TASK DESCRIPTION:
Track down the lines that contain "Fastighetsskötsel" and copy them.
----------------------------------------
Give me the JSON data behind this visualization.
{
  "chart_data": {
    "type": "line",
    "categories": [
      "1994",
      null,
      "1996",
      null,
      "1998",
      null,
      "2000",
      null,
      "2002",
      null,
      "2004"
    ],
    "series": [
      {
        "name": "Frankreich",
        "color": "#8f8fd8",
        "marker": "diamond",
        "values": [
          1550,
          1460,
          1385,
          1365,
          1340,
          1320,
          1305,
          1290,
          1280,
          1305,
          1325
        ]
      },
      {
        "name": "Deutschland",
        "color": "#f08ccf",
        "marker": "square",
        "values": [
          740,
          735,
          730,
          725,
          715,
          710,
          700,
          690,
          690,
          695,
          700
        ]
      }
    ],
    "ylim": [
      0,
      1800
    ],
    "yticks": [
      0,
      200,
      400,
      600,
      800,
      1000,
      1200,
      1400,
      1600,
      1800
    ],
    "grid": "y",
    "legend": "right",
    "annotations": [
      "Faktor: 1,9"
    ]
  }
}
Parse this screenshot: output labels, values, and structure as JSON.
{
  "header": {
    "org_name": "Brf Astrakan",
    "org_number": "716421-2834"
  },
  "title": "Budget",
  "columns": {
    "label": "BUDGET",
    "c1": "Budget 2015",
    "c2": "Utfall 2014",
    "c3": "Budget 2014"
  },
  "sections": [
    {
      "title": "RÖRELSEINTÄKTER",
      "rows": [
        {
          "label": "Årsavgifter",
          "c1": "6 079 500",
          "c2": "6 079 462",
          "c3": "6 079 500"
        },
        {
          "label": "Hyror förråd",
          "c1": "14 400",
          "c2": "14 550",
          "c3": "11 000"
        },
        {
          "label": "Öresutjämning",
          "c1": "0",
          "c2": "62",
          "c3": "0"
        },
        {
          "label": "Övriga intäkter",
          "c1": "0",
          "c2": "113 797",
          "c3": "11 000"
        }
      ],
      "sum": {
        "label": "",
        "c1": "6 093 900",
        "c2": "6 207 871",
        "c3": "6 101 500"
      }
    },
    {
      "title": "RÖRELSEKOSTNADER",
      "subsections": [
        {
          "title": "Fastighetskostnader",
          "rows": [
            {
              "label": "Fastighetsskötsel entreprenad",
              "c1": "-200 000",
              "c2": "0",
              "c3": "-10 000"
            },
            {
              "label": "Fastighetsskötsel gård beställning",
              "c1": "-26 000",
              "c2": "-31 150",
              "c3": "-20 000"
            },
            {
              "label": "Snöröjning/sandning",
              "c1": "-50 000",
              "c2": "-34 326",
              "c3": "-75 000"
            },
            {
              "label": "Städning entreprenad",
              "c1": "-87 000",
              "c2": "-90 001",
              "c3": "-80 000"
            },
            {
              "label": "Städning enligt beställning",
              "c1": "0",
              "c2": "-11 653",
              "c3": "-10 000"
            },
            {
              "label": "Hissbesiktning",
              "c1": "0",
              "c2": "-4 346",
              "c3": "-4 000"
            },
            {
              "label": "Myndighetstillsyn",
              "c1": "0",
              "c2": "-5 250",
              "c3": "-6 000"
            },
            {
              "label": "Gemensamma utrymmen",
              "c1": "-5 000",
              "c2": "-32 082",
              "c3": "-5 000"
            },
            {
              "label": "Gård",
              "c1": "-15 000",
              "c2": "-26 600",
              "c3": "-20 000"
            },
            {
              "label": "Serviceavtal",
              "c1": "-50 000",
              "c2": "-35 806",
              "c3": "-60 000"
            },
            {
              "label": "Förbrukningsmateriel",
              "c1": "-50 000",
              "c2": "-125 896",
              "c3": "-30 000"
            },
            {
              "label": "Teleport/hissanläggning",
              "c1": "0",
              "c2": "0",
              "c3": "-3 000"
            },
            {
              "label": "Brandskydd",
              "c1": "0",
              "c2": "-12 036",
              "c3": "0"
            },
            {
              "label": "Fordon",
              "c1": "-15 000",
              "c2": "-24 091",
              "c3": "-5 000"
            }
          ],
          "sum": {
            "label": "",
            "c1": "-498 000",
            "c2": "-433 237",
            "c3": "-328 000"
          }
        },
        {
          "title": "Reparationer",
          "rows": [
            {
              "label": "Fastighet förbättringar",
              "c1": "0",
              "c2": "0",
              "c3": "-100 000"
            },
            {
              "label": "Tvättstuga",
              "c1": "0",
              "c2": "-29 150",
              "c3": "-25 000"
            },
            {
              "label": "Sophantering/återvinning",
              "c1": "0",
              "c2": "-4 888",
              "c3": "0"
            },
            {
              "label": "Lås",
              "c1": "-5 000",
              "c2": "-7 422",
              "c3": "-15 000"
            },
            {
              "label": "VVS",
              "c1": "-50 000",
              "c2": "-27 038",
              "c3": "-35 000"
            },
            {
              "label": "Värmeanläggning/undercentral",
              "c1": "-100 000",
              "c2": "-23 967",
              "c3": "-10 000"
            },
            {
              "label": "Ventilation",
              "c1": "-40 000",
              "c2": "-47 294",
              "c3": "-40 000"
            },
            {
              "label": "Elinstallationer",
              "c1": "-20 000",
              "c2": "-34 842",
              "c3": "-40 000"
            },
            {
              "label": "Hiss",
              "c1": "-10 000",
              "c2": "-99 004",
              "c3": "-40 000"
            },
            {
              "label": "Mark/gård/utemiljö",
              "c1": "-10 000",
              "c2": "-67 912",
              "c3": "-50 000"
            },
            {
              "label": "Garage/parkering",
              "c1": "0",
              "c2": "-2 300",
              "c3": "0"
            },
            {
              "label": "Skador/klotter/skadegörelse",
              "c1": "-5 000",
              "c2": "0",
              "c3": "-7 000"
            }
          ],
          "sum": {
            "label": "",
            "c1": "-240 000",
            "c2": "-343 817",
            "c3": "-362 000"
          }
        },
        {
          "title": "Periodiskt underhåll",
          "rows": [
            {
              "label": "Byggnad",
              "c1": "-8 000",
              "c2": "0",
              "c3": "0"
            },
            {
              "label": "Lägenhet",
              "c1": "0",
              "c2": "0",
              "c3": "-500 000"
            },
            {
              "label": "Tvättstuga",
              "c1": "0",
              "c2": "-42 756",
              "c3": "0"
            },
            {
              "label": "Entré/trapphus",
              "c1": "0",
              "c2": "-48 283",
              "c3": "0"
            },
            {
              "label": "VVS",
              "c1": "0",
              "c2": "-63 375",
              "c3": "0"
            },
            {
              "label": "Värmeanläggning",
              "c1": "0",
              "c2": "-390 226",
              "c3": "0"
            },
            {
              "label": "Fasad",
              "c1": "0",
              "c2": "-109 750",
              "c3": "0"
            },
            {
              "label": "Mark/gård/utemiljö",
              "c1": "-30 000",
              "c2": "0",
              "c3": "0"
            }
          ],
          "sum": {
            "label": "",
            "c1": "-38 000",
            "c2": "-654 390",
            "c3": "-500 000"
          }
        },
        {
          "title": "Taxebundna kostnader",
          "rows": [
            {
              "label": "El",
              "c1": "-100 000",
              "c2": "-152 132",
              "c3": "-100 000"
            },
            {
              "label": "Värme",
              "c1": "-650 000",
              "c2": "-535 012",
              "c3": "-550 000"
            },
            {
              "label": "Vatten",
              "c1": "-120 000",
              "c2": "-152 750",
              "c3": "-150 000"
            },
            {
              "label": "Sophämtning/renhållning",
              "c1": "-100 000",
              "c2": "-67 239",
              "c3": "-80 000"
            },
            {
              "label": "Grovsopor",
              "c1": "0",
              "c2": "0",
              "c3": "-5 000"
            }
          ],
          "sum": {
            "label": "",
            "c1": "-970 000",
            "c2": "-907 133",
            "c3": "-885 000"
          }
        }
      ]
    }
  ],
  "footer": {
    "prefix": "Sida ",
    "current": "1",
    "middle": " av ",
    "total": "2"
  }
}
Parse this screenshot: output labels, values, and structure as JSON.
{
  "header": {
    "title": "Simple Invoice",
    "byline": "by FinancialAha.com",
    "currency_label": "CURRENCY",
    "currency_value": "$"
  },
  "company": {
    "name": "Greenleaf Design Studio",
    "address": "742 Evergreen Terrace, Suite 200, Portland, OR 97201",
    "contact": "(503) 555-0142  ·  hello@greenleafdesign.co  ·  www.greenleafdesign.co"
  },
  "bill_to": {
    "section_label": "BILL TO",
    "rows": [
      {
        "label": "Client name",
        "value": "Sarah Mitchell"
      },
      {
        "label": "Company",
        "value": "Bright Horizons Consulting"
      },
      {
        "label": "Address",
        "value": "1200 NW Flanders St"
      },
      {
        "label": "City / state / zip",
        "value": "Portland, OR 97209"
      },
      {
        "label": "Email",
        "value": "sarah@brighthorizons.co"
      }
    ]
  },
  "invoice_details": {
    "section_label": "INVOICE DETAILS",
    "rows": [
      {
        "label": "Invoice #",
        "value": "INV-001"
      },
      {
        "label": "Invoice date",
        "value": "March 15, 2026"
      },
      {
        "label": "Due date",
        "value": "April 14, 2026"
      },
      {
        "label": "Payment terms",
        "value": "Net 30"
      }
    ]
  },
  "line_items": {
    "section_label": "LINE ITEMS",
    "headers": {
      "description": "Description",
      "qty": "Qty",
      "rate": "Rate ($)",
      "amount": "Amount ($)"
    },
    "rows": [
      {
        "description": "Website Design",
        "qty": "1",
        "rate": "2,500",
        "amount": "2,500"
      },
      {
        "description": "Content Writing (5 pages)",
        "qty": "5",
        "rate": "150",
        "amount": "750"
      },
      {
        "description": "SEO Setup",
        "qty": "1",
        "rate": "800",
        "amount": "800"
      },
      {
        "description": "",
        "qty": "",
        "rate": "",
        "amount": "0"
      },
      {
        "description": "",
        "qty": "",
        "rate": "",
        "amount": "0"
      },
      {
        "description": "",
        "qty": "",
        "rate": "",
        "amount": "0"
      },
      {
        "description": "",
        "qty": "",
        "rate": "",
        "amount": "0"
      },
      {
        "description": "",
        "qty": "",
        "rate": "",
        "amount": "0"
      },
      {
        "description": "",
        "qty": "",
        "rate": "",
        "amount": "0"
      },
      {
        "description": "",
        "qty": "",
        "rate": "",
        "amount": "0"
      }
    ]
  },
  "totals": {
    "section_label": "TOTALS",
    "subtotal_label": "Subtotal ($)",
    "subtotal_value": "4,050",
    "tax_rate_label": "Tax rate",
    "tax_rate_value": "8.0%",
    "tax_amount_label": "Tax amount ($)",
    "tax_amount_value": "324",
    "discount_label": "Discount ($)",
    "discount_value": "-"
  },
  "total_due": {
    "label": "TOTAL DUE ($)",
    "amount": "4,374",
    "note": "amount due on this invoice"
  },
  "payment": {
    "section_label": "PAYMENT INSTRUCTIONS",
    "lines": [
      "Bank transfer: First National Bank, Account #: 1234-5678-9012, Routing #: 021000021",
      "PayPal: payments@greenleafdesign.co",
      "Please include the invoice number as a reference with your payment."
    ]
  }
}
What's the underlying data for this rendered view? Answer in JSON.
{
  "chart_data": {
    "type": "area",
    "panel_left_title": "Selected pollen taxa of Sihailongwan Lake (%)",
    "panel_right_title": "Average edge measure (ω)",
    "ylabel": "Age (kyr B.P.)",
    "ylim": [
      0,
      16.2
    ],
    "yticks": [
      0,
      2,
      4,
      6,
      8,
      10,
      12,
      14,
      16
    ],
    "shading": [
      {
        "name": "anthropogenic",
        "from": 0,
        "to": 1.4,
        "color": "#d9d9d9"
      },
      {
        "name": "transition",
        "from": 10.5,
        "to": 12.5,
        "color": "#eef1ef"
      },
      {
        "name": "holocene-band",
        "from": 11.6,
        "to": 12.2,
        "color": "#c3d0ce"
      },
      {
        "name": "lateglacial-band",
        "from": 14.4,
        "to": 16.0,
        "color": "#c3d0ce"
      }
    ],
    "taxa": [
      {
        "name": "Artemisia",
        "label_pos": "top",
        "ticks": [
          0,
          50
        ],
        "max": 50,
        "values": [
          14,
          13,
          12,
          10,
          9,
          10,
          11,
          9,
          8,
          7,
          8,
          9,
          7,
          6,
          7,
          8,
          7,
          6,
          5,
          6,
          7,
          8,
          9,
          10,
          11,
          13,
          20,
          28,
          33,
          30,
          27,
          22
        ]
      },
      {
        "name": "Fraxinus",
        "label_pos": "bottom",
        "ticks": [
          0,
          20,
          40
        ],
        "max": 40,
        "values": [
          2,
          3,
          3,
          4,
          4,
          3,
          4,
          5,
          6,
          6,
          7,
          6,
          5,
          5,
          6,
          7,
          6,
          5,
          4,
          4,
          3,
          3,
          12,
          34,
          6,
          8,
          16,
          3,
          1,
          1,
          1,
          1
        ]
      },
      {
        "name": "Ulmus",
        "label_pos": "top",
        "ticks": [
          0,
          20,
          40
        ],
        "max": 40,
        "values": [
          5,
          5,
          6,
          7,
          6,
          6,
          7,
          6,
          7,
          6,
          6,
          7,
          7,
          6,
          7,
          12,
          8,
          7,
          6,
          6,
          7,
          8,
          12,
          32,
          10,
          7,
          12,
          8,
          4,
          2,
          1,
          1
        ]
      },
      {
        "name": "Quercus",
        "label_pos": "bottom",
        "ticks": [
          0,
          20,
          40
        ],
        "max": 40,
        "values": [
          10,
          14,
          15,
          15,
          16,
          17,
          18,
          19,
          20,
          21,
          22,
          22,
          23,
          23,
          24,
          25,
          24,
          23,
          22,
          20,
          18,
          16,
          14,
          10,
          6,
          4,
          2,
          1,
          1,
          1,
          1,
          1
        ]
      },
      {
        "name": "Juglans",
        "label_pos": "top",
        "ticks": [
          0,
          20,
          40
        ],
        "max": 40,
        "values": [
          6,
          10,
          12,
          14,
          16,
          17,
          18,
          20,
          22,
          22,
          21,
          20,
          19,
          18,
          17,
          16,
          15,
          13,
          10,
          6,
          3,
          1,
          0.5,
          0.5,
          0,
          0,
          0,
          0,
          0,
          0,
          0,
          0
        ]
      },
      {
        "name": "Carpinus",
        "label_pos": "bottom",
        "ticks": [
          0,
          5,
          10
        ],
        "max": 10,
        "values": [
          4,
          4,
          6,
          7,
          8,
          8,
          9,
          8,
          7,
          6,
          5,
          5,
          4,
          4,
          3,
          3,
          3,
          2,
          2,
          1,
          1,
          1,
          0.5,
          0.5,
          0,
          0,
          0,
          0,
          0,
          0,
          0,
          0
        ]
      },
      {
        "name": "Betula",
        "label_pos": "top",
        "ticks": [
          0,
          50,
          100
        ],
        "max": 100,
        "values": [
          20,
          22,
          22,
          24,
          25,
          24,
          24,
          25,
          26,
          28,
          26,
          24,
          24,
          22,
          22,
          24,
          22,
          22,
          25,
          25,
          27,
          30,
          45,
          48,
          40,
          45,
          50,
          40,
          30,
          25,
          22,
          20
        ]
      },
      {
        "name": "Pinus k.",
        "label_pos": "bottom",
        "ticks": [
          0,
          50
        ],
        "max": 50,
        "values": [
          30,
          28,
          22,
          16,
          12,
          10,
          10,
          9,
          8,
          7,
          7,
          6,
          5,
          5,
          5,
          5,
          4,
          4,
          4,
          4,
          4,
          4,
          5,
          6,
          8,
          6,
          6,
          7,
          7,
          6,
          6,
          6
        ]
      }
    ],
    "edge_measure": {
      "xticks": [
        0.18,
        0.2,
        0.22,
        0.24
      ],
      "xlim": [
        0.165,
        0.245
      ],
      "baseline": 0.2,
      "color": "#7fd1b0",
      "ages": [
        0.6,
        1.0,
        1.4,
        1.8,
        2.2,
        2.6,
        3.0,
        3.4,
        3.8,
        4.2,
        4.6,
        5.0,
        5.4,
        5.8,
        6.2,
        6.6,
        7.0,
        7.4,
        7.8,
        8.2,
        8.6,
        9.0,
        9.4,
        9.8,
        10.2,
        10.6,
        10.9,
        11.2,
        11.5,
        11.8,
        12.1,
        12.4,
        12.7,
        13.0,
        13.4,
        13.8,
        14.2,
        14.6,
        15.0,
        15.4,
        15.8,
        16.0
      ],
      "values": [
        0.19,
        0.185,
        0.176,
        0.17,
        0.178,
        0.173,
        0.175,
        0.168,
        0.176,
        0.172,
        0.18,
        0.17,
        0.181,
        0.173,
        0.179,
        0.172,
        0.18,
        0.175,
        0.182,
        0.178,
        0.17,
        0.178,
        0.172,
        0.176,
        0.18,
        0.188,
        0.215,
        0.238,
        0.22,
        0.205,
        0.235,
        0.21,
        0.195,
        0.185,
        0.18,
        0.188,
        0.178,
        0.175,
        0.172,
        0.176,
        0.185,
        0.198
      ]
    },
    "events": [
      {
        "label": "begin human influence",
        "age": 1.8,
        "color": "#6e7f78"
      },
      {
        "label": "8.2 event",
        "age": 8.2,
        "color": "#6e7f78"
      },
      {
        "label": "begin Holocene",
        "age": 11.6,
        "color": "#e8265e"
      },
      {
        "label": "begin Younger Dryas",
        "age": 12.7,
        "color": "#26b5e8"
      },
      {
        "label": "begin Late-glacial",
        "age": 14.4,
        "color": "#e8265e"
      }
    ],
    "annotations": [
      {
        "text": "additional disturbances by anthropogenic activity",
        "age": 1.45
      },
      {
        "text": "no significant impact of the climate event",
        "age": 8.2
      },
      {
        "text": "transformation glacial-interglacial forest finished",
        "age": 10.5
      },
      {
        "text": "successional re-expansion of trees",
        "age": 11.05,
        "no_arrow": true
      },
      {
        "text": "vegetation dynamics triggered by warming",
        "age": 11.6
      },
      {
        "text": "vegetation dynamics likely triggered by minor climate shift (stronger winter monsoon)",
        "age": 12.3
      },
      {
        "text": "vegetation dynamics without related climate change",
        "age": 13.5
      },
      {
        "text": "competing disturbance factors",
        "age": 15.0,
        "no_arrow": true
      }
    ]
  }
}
----------------------------------------
SOLUTION TO THIS TASK:
              "label": "Fastighetsskötsel entreprenad",
              "label": "Fastighetsskötsel gård beställning",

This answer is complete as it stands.